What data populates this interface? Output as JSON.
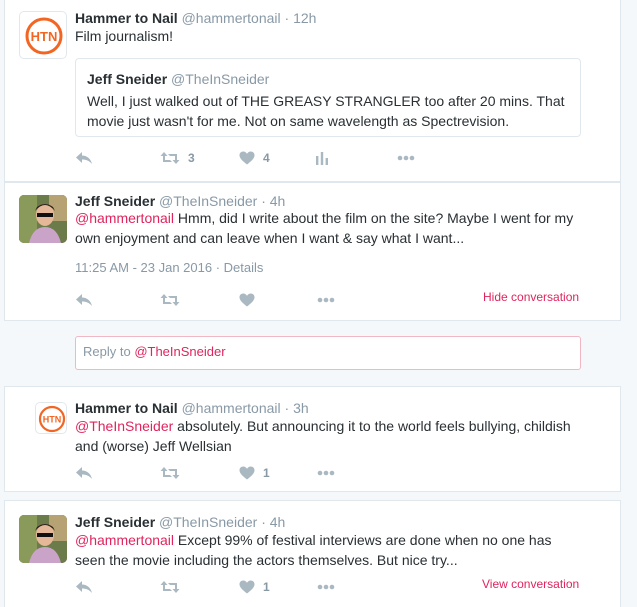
{
  "tweets": [
    {
      "name": "Hammer to Nail",
      "handle": "@hammertonail",
      "time": "· 12h",
      "text": "Film journalism!",
      "quote": {
        "name": "Jeff Sneider",
        "handle": "@TheInSneider",
        "text": "Well, I just walked out of THE GREASY STRANGLER too after 20 mins. That movie just wasn't for me. Not on same wavelength as Spectrevision."
      },
      "retweets": "3",
      "likes": "4"
    },
    {
      "name": "Jeff Sneider",
      "handle": "@TheInSneider",
      "time": "· 4h",
      "mention": "@hammertonail",
      "text": " Hmm, did I write about the film on the site? Maybe I went for my own enjoyment and can leave when I want & say what I want...",
      "timestamp": "11:25 AM - 23 Jan 2016",
      "details": "· Details",
      "conversation_link": "Hide conversation"
    },
    {
      "name": "Hammer to Nail",
      "handle": "@hammertonail",
      "time": "· 3h",
      "mention": "@TheInSneider",
      "text": " absolutely. But announcing it to the world feels bullying, childish and (worse) Jeff Wellsian",
      "likes": "1"
    },
    {
      "name": "Jeff Sneider",
      "handle": "@TheInSneider",
      "time": "· 4h",
      "mention": "@hammertonail",
      "text": " Except 99% of festival interviews are done when no one has seen the movie including the actors themselves. But nice try...",
      "likes": "1",
      "conversation_link": "View conversation"
    }
  ],
  "reply_box": {
    "prefix": "Reply to ",
    "mention": "@TheInSneider"
  },
  "logo": {
    "text": "HTN"
  },
  "colors": {
    "accent": "#e0245e",
    "logo": "#f26522",
    "icon": "#aab8c2"
  }
}
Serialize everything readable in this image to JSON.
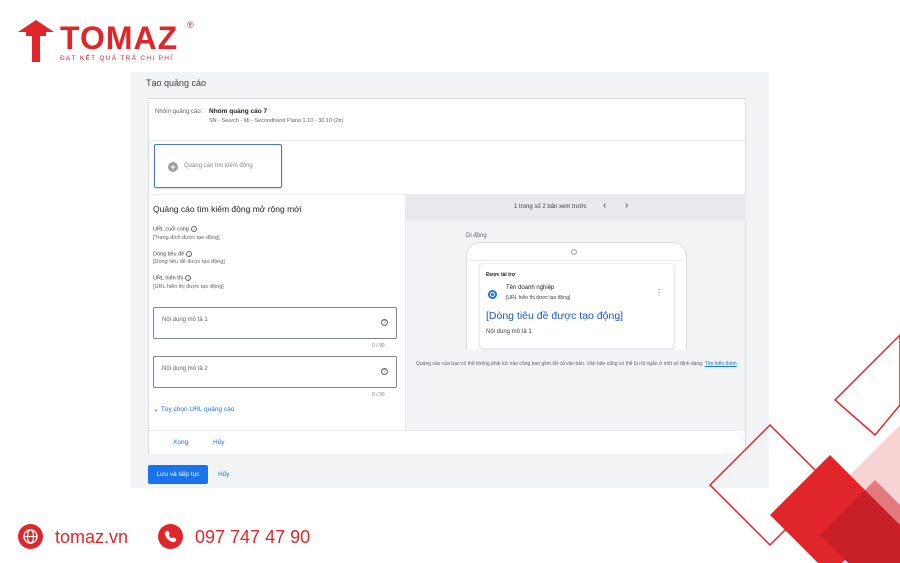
{
  "brand": {
    "name": "TOMAZ",
    "registered": "®",
    "slogan": "ĐẠT KẾT QUẢ TRẢ CHI PHÍ",
    "primary_color": "#e0262b"
  },
  "page": {
    "title": "Tạo quảng cáo"
  },
  "ad_group": {
    "label": "Nhóm quảng cáo:",
    "value": "Nhóm quảng cáo 7",
    "campaign": "SN - Search - Mi - Secondhand Piano 1.10 - 30.10 (2tr)"
  },
  "ad_type": {
    "label": "Quảng cáo tìm kiếm động",
    "icon": "plus-circle-icon"
  },
  "editor": {
    "title": "Quảng cáo tìm kiếm động mở rộng mới",
    "final_url": {
      "label": "URL cuối cùng",
      "value": "[Trang đích được tạo động]"
    },
    "headline": {
      "label": "Dòng tiêu đề",
      "value": "[Dòng tiêu đề được tạo động]"
    },
    "display_url": {
      "label": "URL hiển thị",
      "value": "[URL hiển thị được tạo động]"
    },
    "description1": {
      "placeholder": "Nội dung mô tả 1",
      "counter": "0 / 90"
    },
    "description2": {
      "placeholder": "Nội dung mô tả 2",
      "counter": "0 / 90"
    },
    "url_options": "Tùy chọn URL quảng cáo"
  },
  "preview": {
    "count_text": "1 trong số 2 bản xem trước",
    "device": "Di động",
    "sponsored": "Được tài trợ",
    "business_name": "Tên doanh nghiệp",
    "display_url": "[URL hiển thị được tạo động]",
    "headline": "[Dòng tiêu đề được tạo động]",
    "description": "Nội dung mô tả 1",
    "notice": "Quảng cáo của bạn có thể không phải lúc nào cũng bao gồm tất cả văn bản. Văn bản cũng có thể bị rút ngắn ở một số định dạng.",
    "learn_more": "Tìm hiểu thêm"
  },
  "footer": {
    "done": "Xong",
    "cancel": "Hủy",
    "save_continue": "Lưu và tiếp tục",
    "cancel_main": "Hủy"
  },
  "contact": {
    "website": "tomaz.vn",
    "phone": "097 747 47 90"
  }
}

Exercise goal
Leaving the pictures aside, transcribe the entire listing exactly.

Result for this exercise
What data populates this interface? Output as JSON.
{
  "tweets": [
    {
      "name": "Hammer to Nail",
      "handle": "@hammertonail",
      "time": "· 12h",
      "text": "Film journalism!",
      "quote": {
        "name": "Jeff Sneider",
        "handle": "@TheInSneider",
        "text": "Well, I just walked out of THE GREASY STRANGLER too after 20 mins. That movie just wasn't for me. Not on same wavelength as Spectrevision."
      },
      "retweets": "3",
      "likes": "4"
    },
    {
      "name": "Jeff Sneider",
      "handle": "@TheInSneider",
      "time": "· 4h",
      "mention": "@hammertonail",
      "text": " Hmm, did I write about the film on the site? Maybe I went for my own enjoyment and can leave when I want & say what I want...",
      "timestamp": "11:25 AM - 23 Jan 2016",
      "details": "· Details",
      "conversation_link": "Hide conversation"
    },
    {
      "name": "Hammer to Nail",
      "handle": "@hammertonail",
      "time": "· 3h",
      "mention": "@TheInSneider",
      "text": " absolutely. But announcing it to the world feels bullying, childish and (worse) Jeff Wellsian",
      "likes": "1"
    },
    {
      "name": "Jeff Sneider",
      "handle": "@TheInSneider",
      "time": "· 4h",
      "mention": "@hammertonail",
      "text": " Except 99% of festival interviews are done when no one has seen the movie including the actors themselves. But nice try...",
      "likes": "1",
      "conversation_link": "View conversation"
    }
  ],
  "reply_box": {
    "prefix": "Reply to ",
    "mention": "@TheInSneider"
  },
  "logo": {
    "text": "HTN"
  },
  "colors": {
    "accent": "#e0245e",
    "logo": "#f26522",
    "icon": "#aab8c2"
  }
}
Serialize everything readable in this image to JSON.
{
  "brand": {
    "name": "TOMAZ",
    "registered": "®",
    "slogan": "ĐẠT KẾT QUẢ TRẢ CHI PHÍ",
    "primary_color": "#e0262b"
  },
  "page": {
    "title": "Tạo quảng cáo"
  },
  "ad_group": {
    "label": "Nhóm quảng cáo:",
    "value": "Nhóm quảng cáo 7",
    "campaign": "SN - Search - Mi - Secondhand Piano 1.10 - 30.10 (2tr)"
  },
  "ad_type": {
    "label": "Quảng cáo tìm kiếm động",
    "icon": "plus-circle-icon"
  },
  "editor": {
    "title": "Quảng cáo tìm kiếm động mở rộng mới",
    "final_url": {
      "label": "URL cuối cùng",
      "value": "[Trang đích được tạo động]"
    },
    "headline": {
      "label": "Dòng tiêu đề",
      "value": "[Dòng tiêu đề được tạo động]"
    },
    "display_url": {
      "label": "URL hiển thị",
      "value": "[URL hiển thị được tạo động]"
    },
    "description1": {
      "placeholder": "Nội dung mô tả 1",
      "counter": "0 / 90"
    },
    "description2": {
      "placeholder": "Nội dung mô tả 2",
      "counter": "0 / 90"
    },
    "url_options": "Tùy chọn URL quảng cáo"
  },
  "preview": {
    "count_text": "1 trong số 2 bản xem trước",
    "device": "Di động",
    "sponsored": "Được tài trợ",
    "business_name": "Tên doanh nghiệp",
    "display_url": "[URL hiển thị được tạo động]",
    "headline": "[Dòng tiêu đề được tạo động]",
    "description": "Nội dung mô tả 1",
    "notice": "Quảng cáo của bạn có thể không phải lúc nào cũng bao gồm tất cả văn bản. Văn bản cũng có thể bị rút ngắn ở một số định dạng.",
    "learn_more": "Tìm hiểu thêm"
  },
  "footer": {
    "done": "Xong",
    "cancel": "Hủy",
    "save_continue": "Lưu và tiếp tục",
    "cancel_main": "Hủy"
  },
  "contact": {
    "website": "tomaz.vn",
    "phone": "097 747 47 90"
  }
}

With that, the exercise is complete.